Given passage START

What is guiding Spivak in her attempt to shed light on the subaltern?

  1. The implementation of the law as a means of “epistemic violence” (control).
  2. The creation of a class of “interpreters” between the colonised and coloniser. “Interpreters” are employed to infuse and indoctrinate the colonised with Western ideologies. They serve as “sub oppressors”, who pacify the colonised by educational indoctrination of the oppressed.
  3. For Foucault and Deleuze the sub-proletariat can speak for themselves, and the subaltern do have a voice and access to hegemonic voices of power. Spivak disagrees with this.
  4. Spivak rejects the possibility of this and provides an example of a subaltern that does not have a voice. She is not suggesting we should abstain from representing the subaltern. She wants to show us that there can be a complete loss of voice. The example she gives examines the practice of “Sati” (when a woman sacrifices herself after her husband’s death by throwing herself on his funeral pyre).

Questions to consider when reading/discussing:

  1. Spivak argues “white men are saving brown women from brown men” (92). Why might it be problematic for a woman to be “an object of protection from her own kind” (94)?

Given passage END

→ **What you will do**:
1. Return the part of the Spivak passage starting at "2. The creation" and ending at "his funeral pyre).".
2. In the Spivak passage, what practice does Spivak's example of a subaltern without a voice examine?
3. Write what comes next in the Spivak passage, picking up after its last sentence.
You won't need the records for anything here.

Records START

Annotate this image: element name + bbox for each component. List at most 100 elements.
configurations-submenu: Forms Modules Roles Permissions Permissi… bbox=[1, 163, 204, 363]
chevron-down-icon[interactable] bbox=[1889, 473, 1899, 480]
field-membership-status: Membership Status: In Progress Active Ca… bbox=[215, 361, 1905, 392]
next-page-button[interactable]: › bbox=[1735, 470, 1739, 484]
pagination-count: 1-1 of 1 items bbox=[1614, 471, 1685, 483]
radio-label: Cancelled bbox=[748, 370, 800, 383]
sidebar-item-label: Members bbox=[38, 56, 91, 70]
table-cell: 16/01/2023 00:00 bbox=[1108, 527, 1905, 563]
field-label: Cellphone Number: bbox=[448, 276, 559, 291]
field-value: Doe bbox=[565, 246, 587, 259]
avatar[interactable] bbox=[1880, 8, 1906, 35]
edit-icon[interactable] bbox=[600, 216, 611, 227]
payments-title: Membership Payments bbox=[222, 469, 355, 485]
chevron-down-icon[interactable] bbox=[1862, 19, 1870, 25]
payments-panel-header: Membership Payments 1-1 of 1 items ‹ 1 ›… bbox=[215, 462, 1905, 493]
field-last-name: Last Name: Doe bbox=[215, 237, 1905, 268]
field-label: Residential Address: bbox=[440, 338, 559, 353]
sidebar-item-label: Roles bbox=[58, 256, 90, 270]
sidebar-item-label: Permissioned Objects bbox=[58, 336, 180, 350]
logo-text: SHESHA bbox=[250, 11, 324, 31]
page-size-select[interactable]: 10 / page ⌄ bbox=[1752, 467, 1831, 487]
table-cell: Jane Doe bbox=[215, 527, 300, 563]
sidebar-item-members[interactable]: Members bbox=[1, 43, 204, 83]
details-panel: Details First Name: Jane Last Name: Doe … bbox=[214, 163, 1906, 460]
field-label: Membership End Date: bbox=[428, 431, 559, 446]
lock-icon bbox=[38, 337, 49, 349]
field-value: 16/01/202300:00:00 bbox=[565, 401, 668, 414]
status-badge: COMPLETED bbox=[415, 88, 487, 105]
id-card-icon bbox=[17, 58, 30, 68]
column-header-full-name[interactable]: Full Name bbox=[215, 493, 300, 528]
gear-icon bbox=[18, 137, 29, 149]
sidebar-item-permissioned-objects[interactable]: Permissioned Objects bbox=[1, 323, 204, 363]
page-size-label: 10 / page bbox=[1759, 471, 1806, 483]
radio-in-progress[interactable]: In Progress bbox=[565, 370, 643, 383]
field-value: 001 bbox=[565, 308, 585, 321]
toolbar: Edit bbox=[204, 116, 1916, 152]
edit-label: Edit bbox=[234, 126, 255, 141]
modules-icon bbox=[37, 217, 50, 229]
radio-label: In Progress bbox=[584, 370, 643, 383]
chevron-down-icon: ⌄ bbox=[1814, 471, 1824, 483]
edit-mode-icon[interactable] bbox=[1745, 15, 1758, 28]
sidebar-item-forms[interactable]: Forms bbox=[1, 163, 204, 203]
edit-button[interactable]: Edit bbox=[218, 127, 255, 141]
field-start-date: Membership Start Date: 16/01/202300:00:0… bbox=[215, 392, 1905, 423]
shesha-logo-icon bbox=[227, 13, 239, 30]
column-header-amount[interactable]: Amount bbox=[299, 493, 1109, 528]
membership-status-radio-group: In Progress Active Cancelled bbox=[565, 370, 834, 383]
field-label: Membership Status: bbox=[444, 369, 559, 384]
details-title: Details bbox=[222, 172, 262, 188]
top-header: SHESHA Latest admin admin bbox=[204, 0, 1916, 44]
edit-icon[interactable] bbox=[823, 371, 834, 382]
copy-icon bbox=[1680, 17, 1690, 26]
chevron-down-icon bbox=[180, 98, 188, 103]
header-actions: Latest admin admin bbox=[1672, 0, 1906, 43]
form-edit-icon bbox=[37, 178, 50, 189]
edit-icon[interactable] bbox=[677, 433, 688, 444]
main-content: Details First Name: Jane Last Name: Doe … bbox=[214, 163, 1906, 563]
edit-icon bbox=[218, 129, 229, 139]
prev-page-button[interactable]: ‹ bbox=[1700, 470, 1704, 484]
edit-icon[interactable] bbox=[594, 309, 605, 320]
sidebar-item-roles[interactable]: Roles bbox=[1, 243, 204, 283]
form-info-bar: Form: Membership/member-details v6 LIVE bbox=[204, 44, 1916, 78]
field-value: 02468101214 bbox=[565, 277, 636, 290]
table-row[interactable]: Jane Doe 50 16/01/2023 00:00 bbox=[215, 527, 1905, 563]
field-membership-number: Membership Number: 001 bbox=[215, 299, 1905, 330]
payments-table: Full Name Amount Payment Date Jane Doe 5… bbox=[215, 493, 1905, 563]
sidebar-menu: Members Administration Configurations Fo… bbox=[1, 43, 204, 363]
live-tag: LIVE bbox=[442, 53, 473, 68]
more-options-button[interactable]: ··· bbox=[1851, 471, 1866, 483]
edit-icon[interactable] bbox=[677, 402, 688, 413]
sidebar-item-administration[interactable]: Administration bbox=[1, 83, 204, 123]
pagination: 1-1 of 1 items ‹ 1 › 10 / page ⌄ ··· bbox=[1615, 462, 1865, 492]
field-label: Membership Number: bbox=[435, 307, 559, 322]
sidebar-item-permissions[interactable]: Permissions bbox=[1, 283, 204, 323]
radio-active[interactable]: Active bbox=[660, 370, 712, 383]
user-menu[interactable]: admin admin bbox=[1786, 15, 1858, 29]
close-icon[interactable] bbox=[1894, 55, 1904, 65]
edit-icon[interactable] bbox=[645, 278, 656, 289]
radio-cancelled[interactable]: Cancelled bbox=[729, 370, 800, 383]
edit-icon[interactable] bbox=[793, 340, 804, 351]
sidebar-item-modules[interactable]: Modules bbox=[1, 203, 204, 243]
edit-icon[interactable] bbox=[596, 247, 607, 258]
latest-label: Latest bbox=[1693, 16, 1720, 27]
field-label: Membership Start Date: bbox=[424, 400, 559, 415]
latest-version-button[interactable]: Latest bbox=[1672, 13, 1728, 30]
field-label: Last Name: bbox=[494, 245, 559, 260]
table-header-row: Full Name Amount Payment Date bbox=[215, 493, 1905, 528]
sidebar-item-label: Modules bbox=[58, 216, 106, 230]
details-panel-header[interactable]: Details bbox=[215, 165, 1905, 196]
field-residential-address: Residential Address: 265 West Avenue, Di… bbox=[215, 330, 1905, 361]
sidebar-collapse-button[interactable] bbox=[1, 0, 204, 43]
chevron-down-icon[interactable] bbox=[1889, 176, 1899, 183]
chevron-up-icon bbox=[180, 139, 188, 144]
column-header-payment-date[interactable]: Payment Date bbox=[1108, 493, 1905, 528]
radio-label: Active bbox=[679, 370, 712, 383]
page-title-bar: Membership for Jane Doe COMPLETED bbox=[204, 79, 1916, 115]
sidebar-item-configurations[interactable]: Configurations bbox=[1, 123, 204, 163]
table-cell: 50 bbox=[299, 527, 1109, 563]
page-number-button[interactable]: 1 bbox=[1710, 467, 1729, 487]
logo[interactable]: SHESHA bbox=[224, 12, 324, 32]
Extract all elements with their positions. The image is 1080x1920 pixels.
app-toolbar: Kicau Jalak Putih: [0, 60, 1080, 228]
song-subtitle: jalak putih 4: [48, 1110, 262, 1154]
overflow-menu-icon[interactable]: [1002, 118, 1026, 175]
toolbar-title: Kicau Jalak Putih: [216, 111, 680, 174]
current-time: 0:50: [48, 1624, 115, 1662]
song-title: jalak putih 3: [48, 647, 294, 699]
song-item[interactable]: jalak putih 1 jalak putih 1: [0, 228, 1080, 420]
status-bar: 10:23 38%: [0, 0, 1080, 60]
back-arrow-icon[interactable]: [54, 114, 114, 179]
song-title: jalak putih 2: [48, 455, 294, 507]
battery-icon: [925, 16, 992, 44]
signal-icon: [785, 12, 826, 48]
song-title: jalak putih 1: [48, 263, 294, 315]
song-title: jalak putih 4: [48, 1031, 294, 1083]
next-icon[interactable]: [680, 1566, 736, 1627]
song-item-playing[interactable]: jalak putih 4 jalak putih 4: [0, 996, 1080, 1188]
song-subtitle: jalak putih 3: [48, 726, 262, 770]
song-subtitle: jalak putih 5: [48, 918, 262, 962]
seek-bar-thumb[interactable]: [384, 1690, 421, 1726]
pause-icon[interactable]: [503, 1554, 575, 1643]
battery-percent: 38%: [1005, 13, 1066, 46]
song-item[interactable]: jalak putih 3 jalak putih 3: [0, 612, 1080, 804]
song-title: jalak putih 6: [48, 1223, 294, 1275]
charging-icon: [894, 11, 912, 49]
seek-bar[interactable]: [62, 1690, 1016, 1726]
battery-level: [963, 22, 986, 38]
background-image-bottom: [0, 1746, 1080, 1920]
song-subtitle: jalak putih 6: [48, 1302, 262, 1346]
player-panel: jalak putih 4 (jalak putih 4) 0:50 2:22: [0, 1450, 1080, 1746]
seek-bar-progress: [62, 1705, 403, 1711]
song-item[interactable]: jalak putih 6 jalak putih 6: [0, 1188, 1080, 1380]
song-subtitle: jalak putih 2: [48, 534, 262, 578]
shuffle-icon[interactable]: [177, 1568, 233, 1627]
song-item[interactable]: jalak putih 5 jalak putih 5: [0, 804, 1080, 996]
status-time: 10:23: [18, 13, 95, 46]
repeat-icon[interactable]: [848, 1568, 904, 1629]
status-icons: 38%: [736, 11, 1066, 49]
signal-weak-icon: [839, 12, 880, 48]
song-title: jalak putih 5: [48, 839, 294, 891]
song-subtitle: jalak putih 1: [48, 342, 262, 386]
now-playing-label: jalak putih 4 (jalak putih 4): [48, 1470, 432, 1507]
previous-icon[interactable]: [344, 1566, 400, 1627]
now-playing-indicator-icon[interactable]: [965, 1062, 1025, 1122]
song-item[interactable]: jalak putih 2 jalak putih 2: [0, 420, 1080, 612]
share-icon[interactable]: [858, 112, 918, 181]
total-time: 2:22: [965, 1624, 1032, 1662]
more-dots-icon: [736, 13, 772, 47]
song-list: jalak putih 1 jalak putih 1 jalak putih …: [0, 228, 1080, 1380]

Records END

→ **Responses per task**:
1.
2. The creation of a class of “interpreters” between the colonised and coloniser. “Interpreters” are employed to infuse and indoctrinate the colonised with Western ideologies. They serve as “sub oppressors”, who pacify the colonised by educational indoctrination of the oppressed.
  3. For Foucault and Deleuze the sub-proletariat can speak for themselves, and the subaltern do have a voice and access to hegemonic voices of power. Spivak disagrees with this.
  4. Spivak rejects the possibility of this and provides an example of a subaltern that does not have a voice. She is not suggesting we should abstain from representing the subaltern. She wants to show us that there can be a complete loss of voice. The example she gives examines the practice of “Sati” (when a woman sacrifices herself after her husband’s death by throwing herself on his funeral pyre).

2. It examines "Sati," in which a woman sacrifices herself after her husband's death by throwing herself on his funeral pyre.

3.
  2. What is the significance of Spivak’s closing assertion: “The subaltern cannot speak” and what does she suggest we should do?
  3. Examine Spivak’s analysis of the British codification of Hindu Law focusing on her investigation of “Sati”.
  4. What is Spivak’s opinion of the creation of a class of “interpreters”?
  5. Explain why for Spivak to be a “‘woman’ seems most problematic” (90)?

Joan W. Scott – “The Evidence of Experience”

Discussion Questions:

  1. Scott argues that “Seeing is the origin of knowing. Writing is reproduction, transmission – the communication of knowledge gained through (visual, visceral) experience. This kind of communication has long been the mission of historians documenting the lives of those omitted or overlooked in accounts of the past” (776). What is the problem with this production of historical knowledge according to Scott?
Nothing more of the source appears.